### Task to carry out
Every line that includes the word "Facebook" is to be listed.
____________________
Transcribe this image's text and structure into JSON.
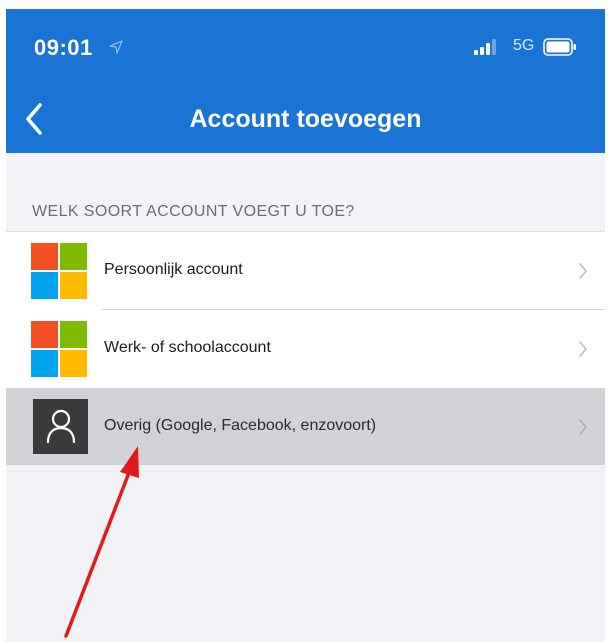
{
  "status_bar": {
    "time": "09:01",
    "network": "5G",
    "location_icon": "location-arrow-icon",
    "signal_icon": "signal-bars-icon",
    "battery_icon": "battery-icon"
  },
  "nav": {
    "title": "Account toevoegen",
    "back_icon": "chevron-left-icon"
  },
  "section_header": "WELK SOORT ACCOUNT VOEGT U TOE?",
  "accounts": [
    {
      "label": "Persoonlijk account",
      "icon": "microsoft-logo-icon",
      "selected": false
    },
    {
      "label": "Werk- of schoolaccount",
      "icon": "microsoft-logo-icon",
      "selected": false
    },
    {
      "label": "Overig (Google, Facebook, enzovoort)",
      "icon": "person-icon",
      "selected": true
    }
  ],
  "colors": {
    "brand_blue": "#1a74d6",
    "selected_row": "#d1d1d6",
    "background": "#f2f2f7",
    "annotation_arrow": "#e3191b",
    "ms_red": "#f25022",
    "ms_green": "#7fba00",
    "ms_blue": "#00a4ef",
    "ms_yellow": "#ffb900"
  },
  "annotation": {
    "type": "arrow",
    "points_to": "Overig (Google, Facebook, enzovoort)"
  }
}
____________________
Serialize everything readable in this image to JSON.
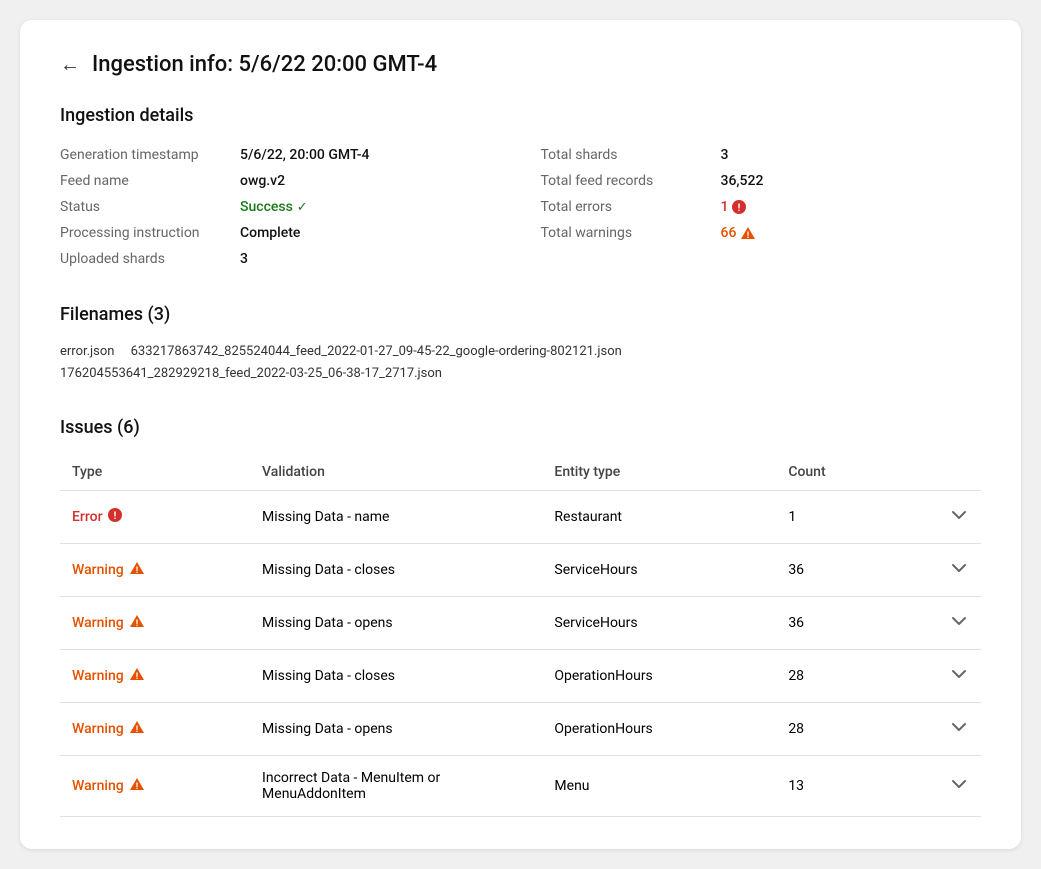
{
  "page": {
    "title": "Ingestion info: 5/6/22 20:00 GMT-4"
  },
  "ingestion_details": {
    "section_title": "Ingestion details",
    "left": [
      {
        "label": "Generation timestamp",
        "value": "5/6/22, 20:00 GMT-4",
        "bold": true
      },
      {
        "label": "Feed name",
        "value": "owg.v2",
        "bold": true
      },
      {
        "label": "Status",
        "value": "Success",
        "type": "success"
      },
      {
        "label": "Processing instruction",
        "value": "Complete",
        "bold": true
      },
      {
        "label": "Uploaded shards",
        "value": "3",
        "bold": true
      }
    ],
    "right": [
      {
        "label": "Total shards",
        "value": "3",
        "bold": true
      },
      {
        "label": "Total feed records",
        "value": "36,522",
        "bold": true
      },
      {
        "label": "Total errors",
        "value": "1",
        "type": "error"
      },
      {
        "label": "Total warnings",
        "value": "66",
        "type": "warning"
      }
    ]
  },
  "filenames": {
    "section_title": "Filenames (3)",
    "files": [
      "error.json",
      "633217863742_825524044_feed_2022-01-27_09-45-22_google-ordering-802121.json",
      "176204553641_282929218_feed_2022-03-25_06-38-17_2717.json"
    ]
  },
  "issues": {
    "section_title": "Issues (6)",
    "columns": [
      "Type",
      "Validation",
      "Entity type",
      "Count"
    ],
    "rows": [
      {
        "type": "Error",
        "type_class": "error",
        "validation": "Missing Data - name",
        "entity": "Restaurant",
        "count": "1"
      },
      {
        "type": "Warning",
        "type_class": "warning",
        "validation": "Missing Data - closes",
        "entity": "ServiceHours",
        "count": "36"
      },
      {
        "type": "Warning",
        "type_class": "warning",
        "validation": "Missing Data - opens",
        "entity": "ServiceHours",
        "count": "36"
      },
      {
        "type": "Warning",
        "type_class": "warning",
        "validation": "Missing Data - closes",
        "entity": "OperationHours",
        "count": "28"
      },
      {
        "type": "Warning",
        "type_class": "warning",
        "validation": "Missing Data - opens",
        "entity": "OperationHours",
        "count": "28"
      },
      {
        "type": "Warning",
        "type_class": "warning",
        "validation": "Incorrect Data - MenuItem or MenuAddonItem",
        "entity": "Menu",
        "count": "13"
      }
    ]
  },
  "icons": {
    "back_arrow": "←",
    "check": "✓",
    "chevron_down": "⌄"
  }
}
____________________
### Solved exercise
      "label": "Overig (Google, Facebook, enzovoort)",
    "points_to": "Overig (Google, Facebook, enzovoort)"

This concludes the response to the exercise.